- Given problem:
Answer with one number: how many lines have "woman".

- Extracted entries:
.....

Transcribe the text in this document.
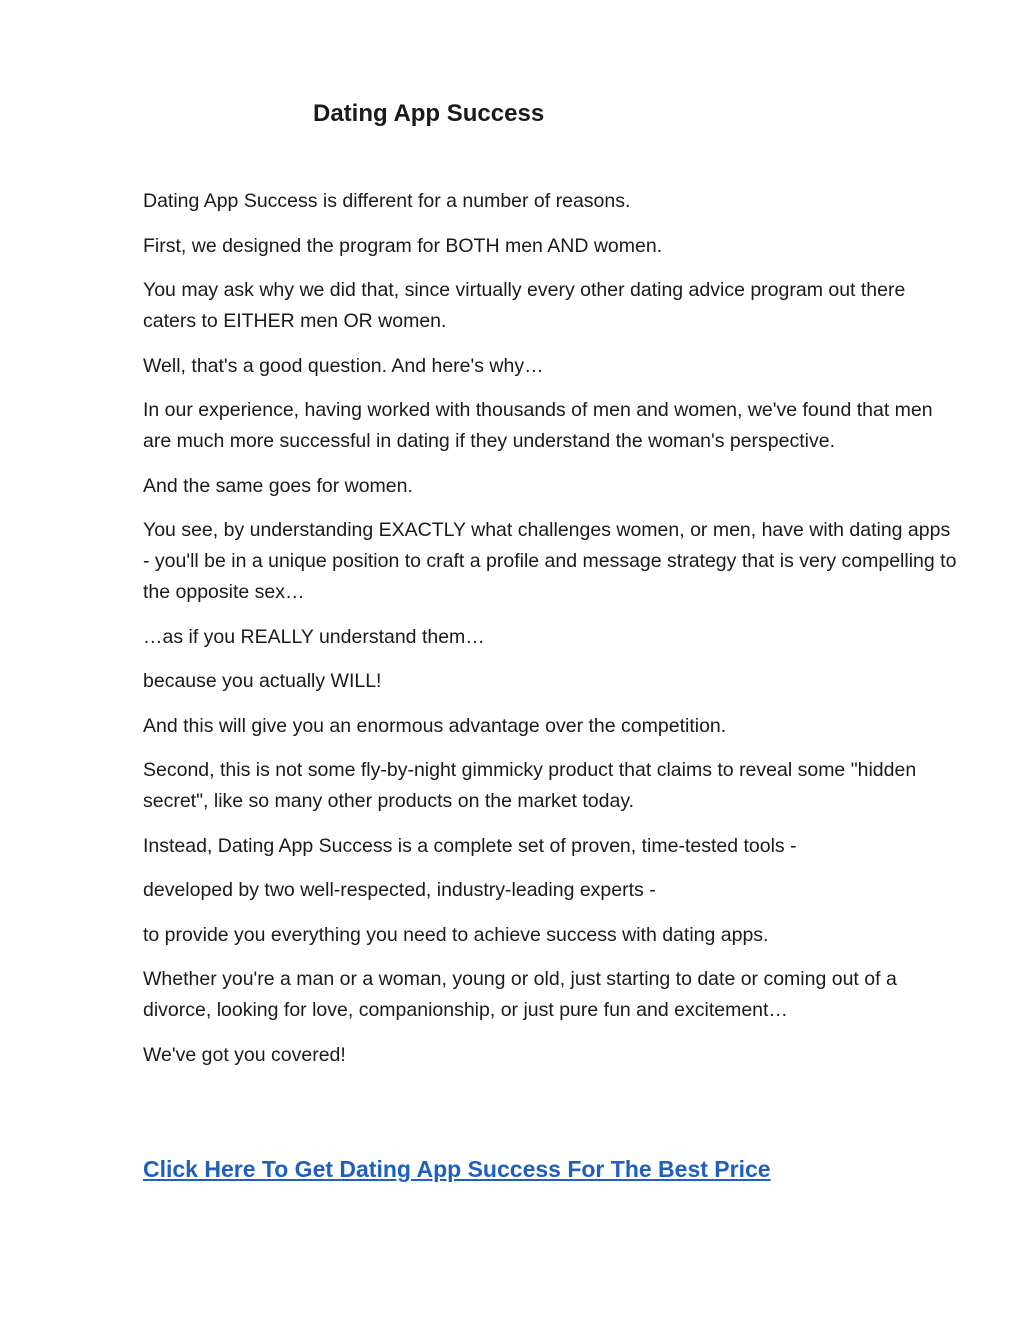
Dating App Success

Dating App Success is different for a number of reasons.

First, we designed the program for BOTH men AND women.

You may ask why we did that, since virtually every other dating advice program out there caters to EITHER men OR women.

Well, that's a good question. And here's why…

In our experience, having worked with thousands of men and women, we've found that men are much more successful in dating if they understand the woman's perspective.

And the same goes for women.

You see, by understanding EXACTLY what challenges women, or men, have with dating apps - you'll be in a unique position to craft a profile and message strategy that is very compelling to the opposite sex…

…as if you REALLY understand them…

because you actually WILL!

And this will give you an enormous advantage over the competition.

Second, this is not some fly-by-night gimmicky product that claims to reveal some "hidden secret", like so many other products on the market today.

Instead, Dating App Success is a complete set of proven, time-tested tools -

developed by two well-respected, industry-leading experts -

to provide you everything you need to achieve success with dating apps.

Whether you're a man or a woman, young or old, just starting to date or coming out of a divorce, looking for love, companionship, or just pure fun and excitement…

We've got you covered!

Click Here To Get Dating App Success For The Best Price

.....

- Output of the exercise:
2